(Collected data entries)
Begin
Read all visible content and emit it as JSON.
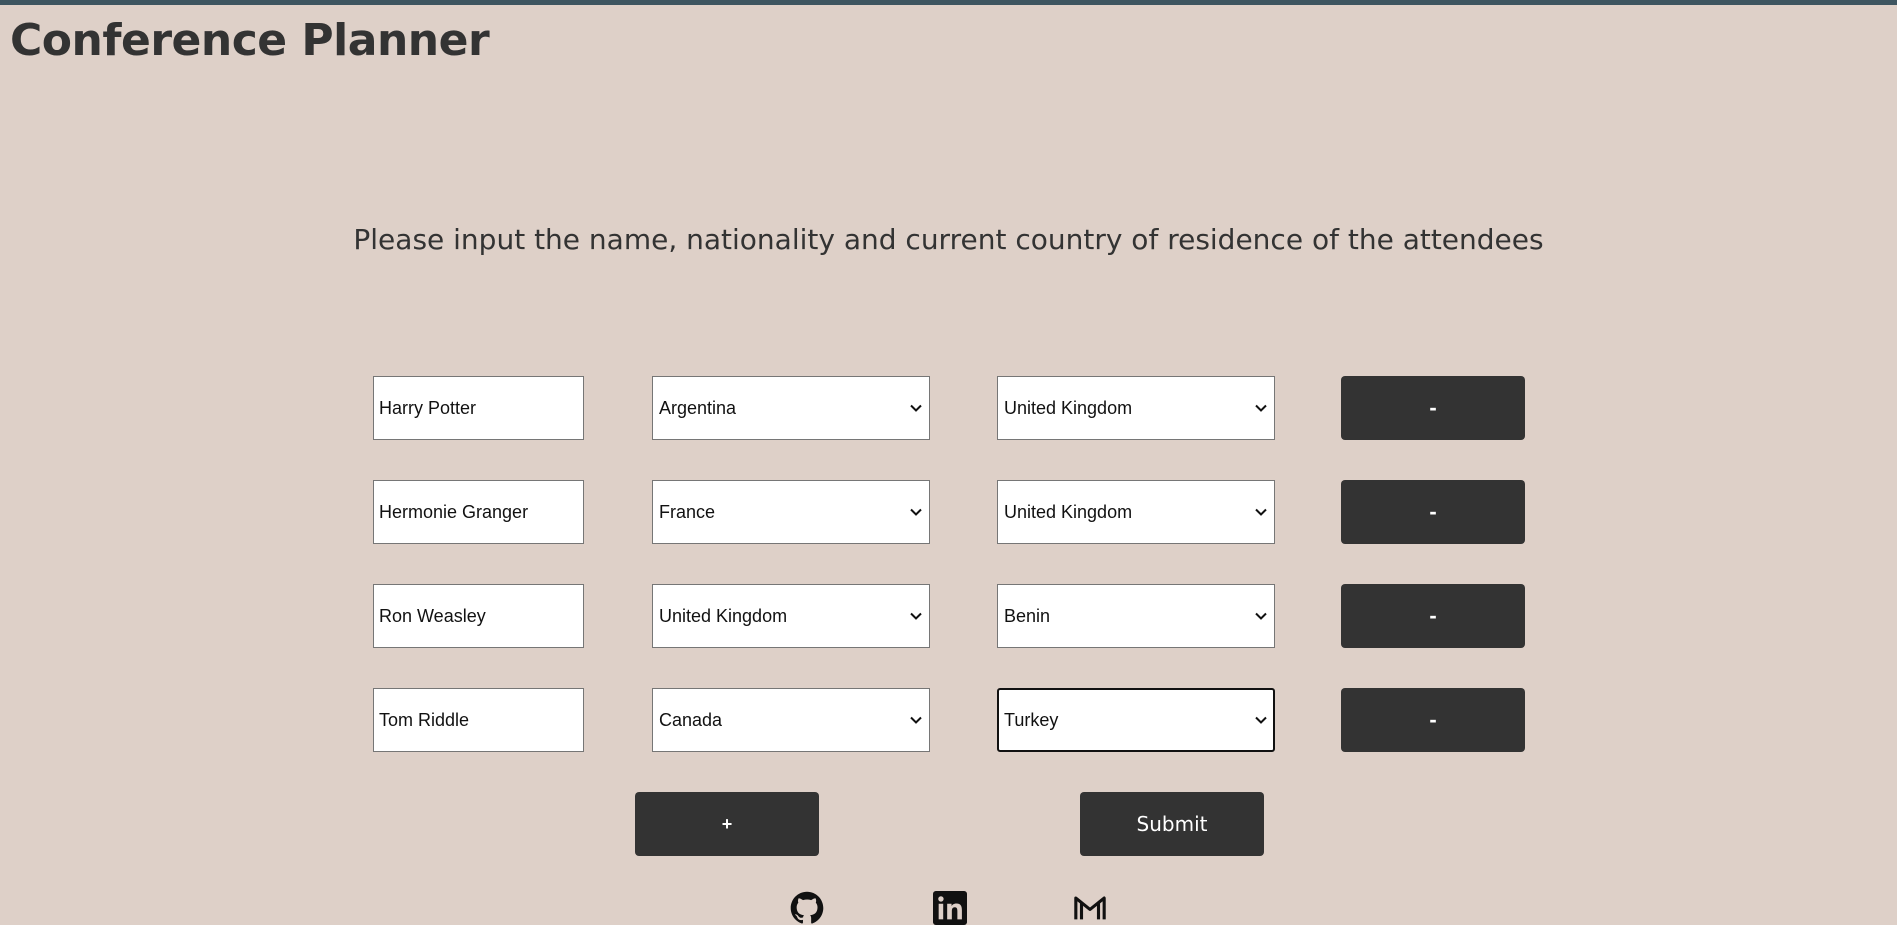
{
  "app": {
    "title": "Conference Planner"
  },
  "instructions": "Please input the name, nationality and current country of residence of the attendees",
  "attendees": [
    {
      "name": "Harry Potter",
      "nationality": "Argentina",
      "residence": "United Kingdom",
      "remove_label": "-"
    },
    {
      "name": "Hermonie Granger",
      "nationality": "France",
      "residence": "United Kingdom",
      "remove_label": "-"
    },
    {
      "name": "Ron Weasley",
      "nationality": "United Kingdom",
      "residence": "Benin",
      "remove_label": "-"
    },
    {
      "name": "Tom Riddle",
      "nationality": "Canada",
      "residence": "Turkey",
      "remove_label": "-"
    }
  ],
  "actions": {
    "add_label": "+",
    "submit_label": "Submit"
  },
  "footer": {
    "icons": [
      "github-icon",
      "linkedin-icon",
      "gmail-icon"
    ]
  },
  "colors": {
    "background": "#ded0c8",
    "top_bar": "#3e5560",
    "button": "#333333",
    "text": "#333333"
  }
}
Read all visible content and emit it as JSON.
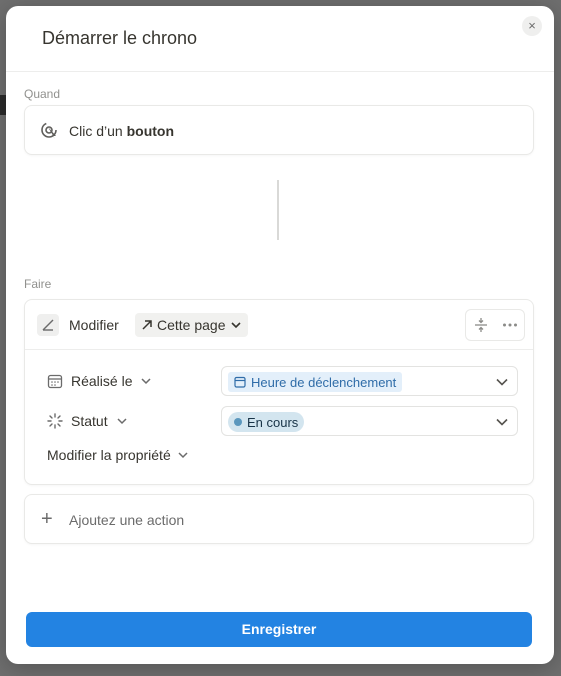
{
  "modal": {
    "title": "Démarrer le chrono",
    "close_label": "×"
  },
  "trigger": {
    "section_label": "Quand",
    "prefix": "Clic d’un",
    "emphasis": "bouton"
  },
  "action": {
    "section_label": "Faire",
    "verb": "Modifier",
    "target": "Cette page",
    "properties": [
      {
        "name": "Réalisé le",
        "value": "Heure de déclenchement"
      },
      {
        "name": "Statut",
        "value": "En cours"
      }
    ],
    "modify_property_label": "Modifier la propriété"
  },
  "add_action_label": "Ajoutez une action",
  "save_label": "Enregistrer",
  "colors": {
    "primary": "#2383e2",
    "status_chip": "#d3e5ef",
    "date_chip": "#e3effa"
  }
}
End
Description of the task: All lines above containing the string "value" are to be collected.

Answer:
        "value": "Heure de déclenchement"
        "value": "En cours"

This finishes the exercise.